# [READING PASSAGE]
Question

Find `(d^2y)/(dx^2)` of the following : x = sinθ, y = sin³θ at θ = `pi/(2)`

Answer 1

x = sinθ, y = sin³θ
Differentiating x and y w.r.t. θ, we get
`"dx"/"dθ" = "d"/"dθ"(sinθ)` = cosθ              ...(1)
and
`"dy"/"dθ" = "d"/"dθ"(sinθ)^3`

= `3(sinθ)^2."d"/"dθ"(sinθ)`
= 3sin²θ.cosθ
∴ `"dy"/"dx" = (("dy"/"dθ"))/(("dx"/"dθ"))`

= `(3sin^2θcosθ)/"cosθ"`
= 3sin²θ
and
`(d^2y)/(dx^2) = 3"d"/"dx"(sinθ)^2`

= `3"d"/"dθ"(sinθ)^2 xx "dθ"/"dx"`

= `3 xx 2sinθ"d"/"dθ"(sinθ) xx (1)/(("dx"/"dθ")`

= `6sinθ.cosθ xx (1)/"cosθ"`                    ...[By (1)]
= 6sinθ
∴ `((d^2y)/(dx^2))_("at" θ  = pi/(2)`

= `6sin  pi/(2)`
= 6 x 1
= 6.

# [DATA PROVIDED]
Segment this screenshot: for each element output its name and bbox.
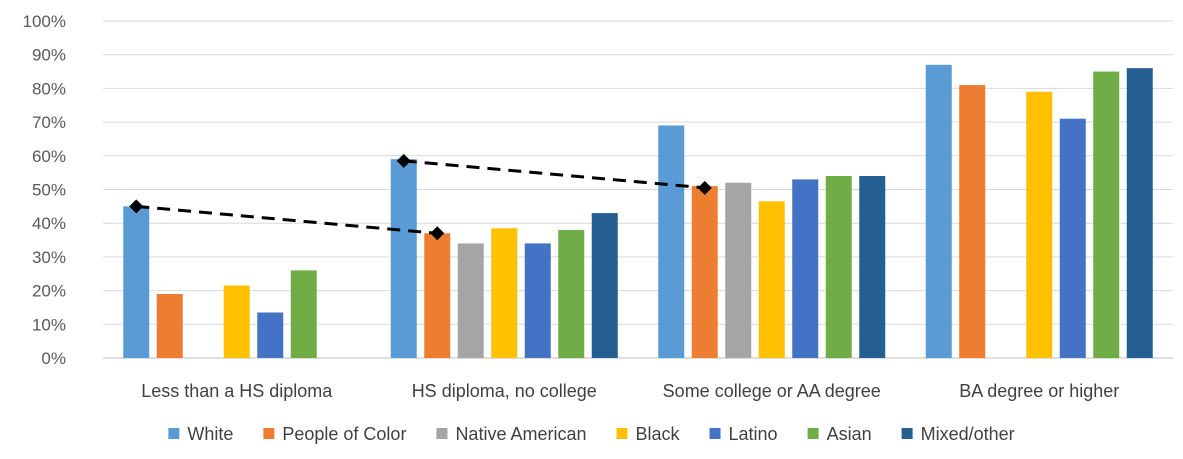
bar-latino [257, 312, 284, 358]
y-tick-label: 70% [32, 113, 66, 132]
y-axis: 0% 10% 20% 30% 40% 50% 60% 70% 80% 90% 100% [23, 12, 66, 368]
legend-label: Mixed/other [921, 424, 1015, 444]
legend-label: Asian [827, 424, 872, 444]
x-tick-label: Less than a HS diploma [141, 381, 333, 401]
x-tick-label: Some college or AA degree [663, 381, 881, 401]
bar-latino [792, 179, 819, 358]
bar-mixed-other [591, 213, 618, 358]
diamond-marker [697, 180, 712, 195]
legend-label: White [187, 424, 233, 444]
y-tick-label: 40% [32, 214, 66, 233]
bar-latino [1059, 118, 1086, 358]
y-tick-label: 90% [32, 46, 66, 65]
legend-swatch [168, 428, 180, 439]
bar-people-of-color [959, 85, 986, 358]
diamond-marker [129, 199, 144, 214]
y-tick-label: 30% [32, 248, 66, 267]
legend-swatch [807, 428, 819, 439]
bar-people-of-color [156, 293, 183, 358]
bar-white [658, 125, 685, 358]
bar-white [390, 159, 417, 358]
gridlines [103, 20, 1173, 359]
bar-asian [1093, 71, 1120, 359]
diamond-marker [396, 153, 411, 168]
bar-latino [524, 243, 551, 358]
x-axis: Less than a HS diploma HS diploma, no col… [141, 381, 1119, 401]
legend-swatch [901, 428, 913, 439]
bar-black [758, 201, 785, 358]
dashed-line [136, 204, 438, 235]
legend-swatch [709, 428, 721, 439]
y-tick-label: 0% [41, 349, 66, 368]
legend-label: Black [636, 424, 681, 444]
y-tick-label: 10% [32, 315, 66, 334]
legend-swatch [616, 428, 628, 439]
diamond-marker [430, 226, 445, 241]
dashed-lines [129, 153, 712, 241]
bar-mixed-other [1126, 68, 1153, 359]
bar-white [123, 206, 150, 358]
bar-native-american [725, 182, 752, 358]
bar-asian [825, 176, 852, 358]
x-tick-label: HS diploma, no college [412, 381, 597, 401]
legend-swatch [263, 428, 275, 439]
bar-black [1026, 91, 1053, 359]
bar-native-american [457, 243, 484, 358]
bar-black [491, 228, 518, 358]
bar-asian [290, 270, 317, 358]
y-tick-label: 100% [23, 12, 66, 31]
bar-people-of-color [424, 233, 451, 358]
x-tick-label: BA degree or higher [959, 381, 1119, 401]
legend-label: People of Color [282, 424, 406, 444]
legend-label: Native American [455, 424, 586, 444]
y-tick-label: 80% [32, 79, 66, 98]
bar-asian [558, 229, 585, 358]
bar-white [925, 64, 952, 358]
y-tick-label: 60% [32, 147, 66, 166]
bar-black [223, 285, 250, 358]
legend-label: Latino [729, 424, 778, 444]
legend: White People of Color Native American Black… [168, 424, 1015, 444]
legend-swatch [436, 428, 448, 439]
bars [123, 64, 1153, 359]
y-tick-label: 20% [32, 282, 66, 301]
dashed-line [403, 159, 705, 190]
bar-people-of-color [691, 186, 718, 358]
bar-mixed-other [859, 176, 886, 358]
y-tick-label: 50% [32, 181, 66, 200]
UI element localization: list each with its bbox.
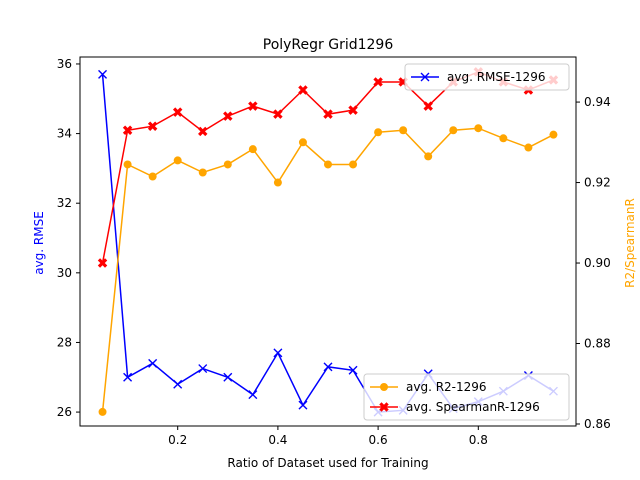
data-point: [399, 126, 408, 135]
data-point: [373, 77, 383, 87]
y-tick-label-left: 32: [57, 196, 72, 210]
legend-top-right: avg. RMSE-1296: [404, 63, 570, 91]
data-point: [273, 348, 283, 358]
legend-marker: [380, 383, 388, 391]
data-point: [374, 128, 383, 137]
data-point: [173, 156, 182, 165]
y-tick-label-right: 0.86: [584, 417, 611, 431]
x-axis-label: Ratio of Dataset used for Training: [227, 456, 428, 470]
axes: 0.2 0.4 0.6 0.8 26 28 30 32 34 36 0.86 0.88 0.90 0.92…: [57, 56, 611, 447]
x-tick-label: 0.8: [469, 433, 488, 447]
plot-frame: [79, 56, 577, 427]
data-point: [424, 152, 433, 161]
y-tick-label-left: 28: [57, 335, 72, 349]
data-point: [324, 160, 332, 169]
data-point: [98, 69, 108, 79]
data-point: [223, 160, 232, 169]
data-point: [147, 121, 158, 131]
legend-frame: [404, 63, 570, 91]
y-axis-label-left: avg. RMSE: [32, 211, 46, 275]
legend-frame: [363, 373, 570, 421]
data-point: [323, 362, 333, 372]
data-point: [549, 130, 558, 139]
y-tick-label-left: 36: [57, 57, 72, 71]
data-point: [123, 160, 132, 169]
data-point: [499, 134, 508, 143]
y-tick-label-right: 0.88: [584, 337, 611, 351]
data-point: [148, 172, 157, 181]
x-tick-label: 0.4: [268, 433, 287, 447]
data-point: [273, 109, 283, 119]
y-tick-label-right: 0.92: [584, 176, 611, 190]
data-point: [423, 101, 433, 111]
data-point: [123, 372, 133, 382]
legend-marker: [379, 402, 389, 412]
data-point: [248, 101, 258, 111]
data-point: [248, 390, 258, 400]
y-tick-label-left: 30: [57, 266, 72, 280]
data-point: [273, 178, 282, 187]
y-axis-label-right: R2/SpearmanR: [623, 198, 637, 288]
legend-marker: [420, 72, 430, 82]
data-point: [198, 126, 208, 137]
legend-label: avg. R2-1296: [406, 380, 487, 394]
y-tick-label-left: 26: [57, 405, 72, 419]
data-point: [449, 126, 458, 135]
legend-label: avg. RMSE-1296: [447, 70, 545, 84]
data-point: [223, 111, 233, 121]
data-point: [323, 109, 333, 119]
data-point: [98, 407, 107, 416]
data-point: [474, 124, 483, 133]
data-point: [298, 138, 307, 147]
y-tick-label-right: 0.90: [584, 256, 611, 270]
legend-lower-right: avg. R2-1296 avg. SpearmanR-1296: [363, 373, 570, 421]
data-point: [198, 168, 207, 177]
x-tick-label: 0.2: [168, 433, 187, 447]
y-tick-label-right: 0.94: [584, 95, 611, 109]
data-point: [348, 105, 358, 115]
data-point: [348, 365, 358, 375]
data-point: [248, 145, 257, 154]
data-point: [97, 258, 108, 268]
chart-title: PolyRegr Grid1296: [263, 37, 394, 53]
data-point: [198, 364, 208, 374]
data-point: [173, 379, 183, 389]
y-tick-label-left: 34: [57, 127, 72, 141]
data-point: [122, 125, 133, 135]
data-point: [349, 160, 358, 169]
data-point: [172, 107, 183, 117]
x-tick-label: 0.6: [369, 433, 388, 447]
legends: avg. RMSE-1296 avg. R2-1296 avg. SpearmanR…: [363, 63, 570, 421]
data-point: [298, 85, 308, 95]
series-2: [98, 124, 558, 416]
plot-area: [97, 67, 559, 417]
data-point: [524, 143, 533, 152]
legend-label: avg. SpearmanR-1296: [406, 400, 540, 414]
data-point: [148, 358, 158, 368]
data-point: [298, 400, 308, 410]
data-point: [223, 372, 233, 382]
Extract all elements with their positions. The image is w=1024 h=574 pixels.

# [DIRECTION 1]
Reproduce, word for word, the rows from the line with "data-point: [399, 126, 408, 135]" through the line with "data-point: [374, 128, 383, 137]".
# [DIRECTION 2]
Resume the worked solution for the second derivative of y = sin³θ with respect to x = sinθ, starting right after its last line.

# [TASK RESPONSE 1]
data-point: [399, 126, 408, 135]
data-point: [373, 77, 383, 87]
y-tick-label-left: 32: [57, 196, 72, 210]
legend-top-right: avg. RMSE-1296: [404, 63, 570, 91]
data-point: [273, 348, 283, 358]
legend-marker: [380, 383, 388, 391]
data-point: [374, 128, 383, 137]

# [TASK RESPONSE 2]
Alternative Method :
x = sinθ, y = sin³θ
∴ y = x³
∴ `"dy"/"dx" = "d"/"dx"(x^3)` = 3x²

∴ `(d^2y)/(dx^2) = 3"d"/"dx"(x^2)`
= 3 x 2x
= 6x
If θ = `pi/(2), "then"  x = sin  pi/(2)` = 1

∴ `((d^2y)/(dx^2))_("at" θ  = pi/(2)`

 = `((d^2y)/(dx^2))_("at" x  = 1)`
= 6(1)
= 6.